[Data start]
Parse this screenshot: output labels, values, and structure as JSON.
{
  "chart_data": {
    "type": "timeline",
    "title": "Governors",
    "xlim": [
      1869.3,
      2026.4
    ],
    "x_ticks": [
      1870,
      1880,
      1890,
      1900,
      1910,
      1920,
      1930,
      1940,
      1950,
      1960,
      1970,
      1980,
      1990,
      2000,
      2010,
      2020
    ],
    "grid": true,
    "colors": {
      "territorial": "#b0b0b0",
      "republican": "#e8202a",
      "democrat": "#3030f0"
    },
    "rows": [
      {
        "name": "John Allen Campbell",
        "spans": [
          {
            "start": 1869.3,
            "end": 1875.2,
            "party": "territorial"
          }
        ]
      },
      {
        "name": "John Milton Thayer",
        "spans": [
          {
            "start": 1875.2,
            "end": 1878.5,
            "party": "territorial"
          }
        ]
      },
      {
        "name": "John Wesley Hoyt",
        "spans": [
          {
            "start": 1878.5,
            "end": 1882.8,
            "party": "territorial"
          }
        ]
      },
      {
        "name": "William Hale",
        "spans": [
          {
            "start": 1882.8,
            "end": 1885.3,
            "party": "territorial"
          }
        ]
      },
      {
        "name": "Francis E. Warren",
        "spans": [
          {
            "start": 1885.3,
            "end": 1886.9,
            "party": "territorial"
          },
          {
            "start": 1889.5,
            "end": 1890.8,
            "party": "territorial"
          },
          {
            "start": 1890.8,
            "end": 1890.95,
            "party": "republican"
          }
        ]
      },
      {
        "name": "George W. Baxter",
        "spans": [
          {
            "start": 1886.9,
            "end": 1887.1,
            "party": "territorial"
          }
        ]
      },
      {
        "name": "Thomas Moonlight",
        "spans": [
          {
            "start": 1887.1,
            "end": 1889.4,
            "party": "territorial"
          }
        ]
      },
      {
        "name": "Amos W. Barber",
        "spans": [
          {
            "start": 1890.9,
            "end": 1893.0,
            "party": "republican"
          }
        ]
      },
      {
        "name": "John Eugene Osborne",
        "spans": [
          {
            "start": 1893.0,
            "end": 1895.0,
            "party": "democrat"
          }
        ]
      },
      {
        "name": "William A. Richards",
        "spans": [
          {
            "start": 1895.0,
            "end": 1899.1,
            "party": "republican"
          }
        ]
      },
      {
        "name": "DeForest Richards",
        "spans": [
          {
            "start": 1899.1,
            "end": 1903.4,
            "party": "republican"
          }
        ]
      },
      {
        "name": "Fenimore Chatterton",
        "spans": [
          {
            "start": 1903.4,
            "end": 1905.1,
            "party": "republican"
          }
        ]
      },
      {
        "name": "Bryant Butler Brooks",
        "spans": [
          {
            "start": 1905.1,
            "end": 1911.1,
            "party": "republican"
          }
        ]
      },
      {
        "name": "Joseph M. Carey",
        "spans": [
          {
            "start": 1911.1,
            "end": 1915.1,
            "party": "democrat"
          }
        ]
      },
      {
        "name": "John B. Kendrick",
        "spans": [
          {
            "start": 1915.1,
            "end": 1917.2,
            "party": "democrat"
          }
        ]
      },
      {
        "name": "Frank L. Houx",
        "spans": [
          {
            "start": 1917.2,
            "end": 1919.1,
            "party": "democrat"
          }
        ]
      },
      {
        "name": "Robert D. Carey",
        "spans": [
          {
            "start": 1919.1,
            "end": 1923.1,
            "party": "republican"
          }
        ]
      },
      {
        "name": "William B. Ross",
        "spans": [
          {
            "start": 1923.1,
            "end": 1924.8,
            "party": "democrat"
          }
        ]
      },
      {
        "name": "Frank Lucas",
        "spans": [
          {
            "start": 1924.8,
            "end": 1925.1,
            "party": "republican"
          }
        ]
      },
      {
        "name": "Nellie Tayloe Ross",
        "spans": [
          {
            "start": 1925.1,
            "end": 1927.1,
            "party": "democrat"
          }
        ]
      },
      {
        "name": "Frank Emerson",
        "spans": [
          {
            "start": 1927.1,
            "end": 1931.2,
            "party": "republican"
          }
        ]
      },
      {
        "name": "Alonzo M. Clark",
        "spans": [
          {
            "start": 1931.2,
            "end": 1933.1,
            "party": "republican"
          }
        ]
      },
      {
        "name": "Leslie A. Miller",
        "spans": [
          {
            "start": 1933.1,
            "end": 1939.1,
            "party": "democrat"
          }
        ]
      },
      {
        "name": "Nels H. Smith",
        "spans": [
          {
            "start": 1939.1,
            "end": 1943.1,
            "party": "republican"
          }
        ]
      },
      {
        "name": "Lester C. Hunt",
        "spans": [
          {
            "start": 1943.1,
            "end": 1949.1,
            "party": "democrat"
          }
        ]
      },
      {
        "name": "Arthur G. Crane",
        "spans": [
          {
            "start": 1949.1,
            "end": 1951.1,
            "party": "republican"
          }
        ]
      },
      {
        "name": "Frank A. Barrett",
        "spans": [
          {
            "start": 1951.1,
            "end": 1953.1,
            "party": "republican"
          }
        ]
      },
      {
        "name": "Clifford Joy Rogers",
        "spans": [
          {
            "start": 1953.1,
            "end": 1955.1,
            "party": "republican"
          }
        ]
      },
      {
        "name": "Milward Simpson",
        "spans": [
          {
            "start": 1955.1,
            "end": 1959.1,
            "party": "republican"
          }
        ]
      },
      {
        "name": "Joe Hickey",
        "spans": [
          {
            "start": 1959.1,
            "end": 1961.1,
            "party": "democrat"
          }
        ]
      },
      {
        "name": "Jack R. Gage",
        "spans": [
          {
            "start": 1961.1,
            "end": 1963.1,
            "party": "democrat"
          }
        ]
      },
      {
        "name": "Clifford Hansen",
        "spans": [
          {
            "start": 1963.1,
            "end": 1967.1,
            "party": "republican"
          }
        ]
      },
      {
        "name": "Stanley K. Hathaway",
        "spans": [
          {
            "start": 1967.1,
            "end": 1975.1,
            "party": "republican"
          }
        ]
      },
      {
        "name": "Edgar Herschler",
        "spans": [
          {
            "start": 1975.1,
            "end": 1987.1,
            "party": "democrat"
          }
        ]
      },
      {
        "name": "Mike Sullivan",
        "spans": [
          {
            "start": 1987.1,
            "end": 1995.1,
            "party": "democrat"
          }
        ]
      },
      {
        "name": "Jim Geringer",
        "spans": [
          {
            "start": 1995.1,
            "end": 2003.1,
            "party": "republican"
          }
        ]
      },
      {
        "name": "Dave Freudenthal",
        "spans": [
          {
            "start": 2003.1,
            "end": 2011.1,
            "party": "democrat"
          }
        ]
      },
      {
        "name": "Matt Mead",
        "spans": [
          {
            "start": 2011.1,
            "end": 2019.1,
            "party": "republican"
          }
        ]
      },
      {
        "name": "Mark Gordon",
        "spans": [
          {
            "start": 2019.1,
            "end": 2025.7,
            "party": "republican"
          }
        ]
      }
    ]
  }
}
[Data end]
Output the entries verbatim.

Parse this screenshot: output labels, values, and structure as JSON.
{
  "chart_data": {
    "type": "timeline",
    "title": "Governors",
    "xlim": [
      1869.3,
      2026.4
    ],
    "x_ticks": [
      1870,
      1880,
      1890,
      1900,
      1910,
      1920,
      1930,
      1940,
      1950,
      1960,
      1970,
      1980,
      1990,
      2000,
      2010,
      2020
    ],
    "grid": true,
    "colors": {
      "territorial": "#b0b0b0",
      "republican": "#e8202a",
      "democrat": "#3030f0"
    },
    "rows": [
      {
        "name": "John Allen Campbell",
        "spans": [
          {
            "start": 1869.3,
            "end": 1875.2,
            "party": "territorial"
          }
        ]
      },
      {
        "name": "John Milton Thayer",
        "spans": [
          {
            "start": 1875.2,
            "end": 1878.5,
            "party": "territorial"
          }
        ]
      },
      {
        "name": "John Wesley Hoyt",
        "spans": [
          {
            "start": 1878.5,
            "end": 1882.8,
            "party": "territorial"
          }
        ]
      },
      {
        "name": "William Hale",
        "spans": [
          {
            "start": 1882.8,
            "end": 1885.3,
            "party": "territorial"
          }
        ]
      },
      {
        "name": "Francis E. Warren",
        "spans": [
          {
            "start": 1885.3,
            "end": 1886.9,
            "party": "territorial"
          },
          {
            "start": 1889.5,
            "end": 1890.8,
            "party": "territorial"
          },
          {
            "start": 1890.8,
            "end": 1890.95,
            "party": "republican"
          }
        ]
      },
      {
        "name": "George W. Baxter",
        "spans": [
          {
            "start": 1886.9,
            "end": 1887.1,
            "party": "territorial"
          }
        ]
      },
      {
        "name": "Thomas Moonlight",
        "spans": [
          {
            "start": 1887.1,
            "end": 1889.4,
            "party": "territorial"
          }
        ]
      },
      {
        "name": "Amos W. Barber",
        "spans": [
          {
            "start": 1890.9,
            "end": 1893.0,
            "party": "republican"
          }
        ]
      },
      {
        "name": "John Eugene Osborne",
        "spans": [
          {
            "start": 1893.0,
            "end": 1895.0,
            "party": "democrat"
          }
        ]
      },
      {
        "name": "William A. Richards",
        "spans": [
          {
            "start": 1895.0,
            "end": 1899.1,
            "party": "republican"
          }
        ]
      },
      {
        "name": "DeForest Richards",
        "spans": [
          {
            "start": 1899.1,
            "end": 1903.4,
            "party": "republican"
          }
        ]
      },
      {
        "name": "Fenimore Chatterton",
        "spans": [
          {
            "start": 1903.4,
            "end": 1905.1,
            "party": "republican"
          }
        ]
      },
      {
        "name": "Bryant Butler Brooks",
        "spans": [
          {
            "start": 1905.1,
            "end": 1911.1,
            "party": "republican"
          }
        ]
      },
      {
        "name": "Joseph M. Carey",
        "spans": [
          {
            "start": 1911.1,
            "end": 1915.1,
            "party": "democrat"
          }
        ]
      },
      {
        "name": "John B. Kendrick",
        "spans": [
          {
            "start": 1915.1,
            "end": 1917.2,
            "party": "democrat"
          }
        ]
      },
      {
        "name": "Frank L. Houx",
        "spans": [
          {
            "start": 1917.2,
            "end": 1919.1,
            "party": "democrat"
          }
        ]
      },
      {
        "name": "Robert D. Carey",
        "spans": [
          {
            "start": 1919.1,
            "end": 1923.1,
            "party": "republican"
          }
        ]
      },
      {
        "name": "William B. Ross",
        "spans": [
          {
            "start": 1923.1,
            "end": 1924.8,
            "party": "democrat"
          }
        ]
      },
      {
        "name": "Frank Lucas",
        "spans": [
          {
            "start": 1924.8,
            "end": 1925.1,
            "party": "republican"
          }
        ]
      },
      {
        "name": "Nellie Tayloe Ross",
        "spans": [
          {
            "start": 1925.1,
            "end": 1927.1,
            "party": "democrat"
          }
        ]
      },
      {
        "name": "Frank Emerson",
        "spans": [
          {
            "start": 1927.1,
            "end": 1931.2,
            "party": "republican"
          }
        ]
      },
      {
        "name": "Alonzo M. Clark",
        "spans": [
          {
            "start": 1931.2,
            "end": 1933.1,
            "party": "republican"
          }
        ]
      },
      {
        "name": "Leslie A. Miller",
        "spans": [
          {
            "start": 1933.1,
            "end": 1939.1,
            "party": "democrat"
          }
        ]
      },
      {
        "name": "Nels H. Smith",
        "spans": [
          {
            "start": 1939.1,
            "end": 1943.1,
            "party": "republican"
          }
        ]
      },
      {
        "name": "Lester C. Hunt",
        "spans": [
          {
            "start": 1943.1,
            "end": 1949.1,
            "party": "democrat"
          }
        ]
      },
      {
        "name": "Arthur G. Crane",
        "spans": [
          {
            "start": 1949.1,
            "end": 1951.1,
            "party": "republican"
          }
        ]
      },
      {
        "name": "Frank A. Barrett",
        "spans": [
          {
            "start": 1951.1,
            "end": 1953.1,
            "party": "republican"
          }
        ]
      },
      {
        "name": "Clifford Joy Rogers",
        "spans": [
          {
            "start": 1953.1,
            "end": 1955.1,
            "party": "republican"
          }
        ]
      },
      {
        "name": "Milward Simpson",
        "spans": [
          {
            "start": 1955.1,
            "end": 1959.1,
            "party": "republican"
          }
        ]
      },
      {
        "name": "Joe Hickey",
        "spans": [
          {
            "start": 1959.1,
            "end": 1961.1,
            "party": "democrat"
          }
        ]
      },
      {
        "name": "Jack R. Gage",
        "spans": [
          {
            "start": 1961.1,
            "end": 1963.1,
            "party": "democrat"
          }
        ]
      },
      {
        "name": "Clifford Hansen",
        "spans": [
          {
            "start": 1963.1,
            "end": 1967.1,
            "party": "republican"
          }
        ]
      },
      {
        "name": "Stanley K. Hathaway",
        "spans": [
          {
            "start": 1967.1,
            "end": 1975.1,
            "party": "republican"
          }
        ]
      },
      {
        "name": "Edgar Herschler",
        "spans": [
          {
            "start": 1975.1,
            "end": 1987.1,
            "party": "democrat"
          }
        ]
      },
      {
        "name": "Mike Sullivan",
        "spans": [
          {
            "start": 1987.1,
            "end": 1995.1,
            "party": "democrat"
          }
        ]
      },
      {
        "name": "Jim Geringer",
        "spans": [
          {
            "start": 1995.1,
            "end": 2003.1,
            "party": "republican"
          }
        ]
      },
      {
        "name": "Dave Freudenthal",
        "spans": [
          {
            "start": 2003.1,
            "end": 2011.1,
            "party": "democrat"
          }
        ]
      },
      {
        "name": "Matt Mead",
        "spans": [
          {
            "start": 2011.1,
            "end": 2019.1,
            "party": "republican"
          }
        ]
      },
      {
        "name": "Mark Gordon",
        "spans": [
          {
            "start": 2019.1,
            "end": 2025.7,
            "party": "republican"
          }
        ]
      }
    ]
  }
}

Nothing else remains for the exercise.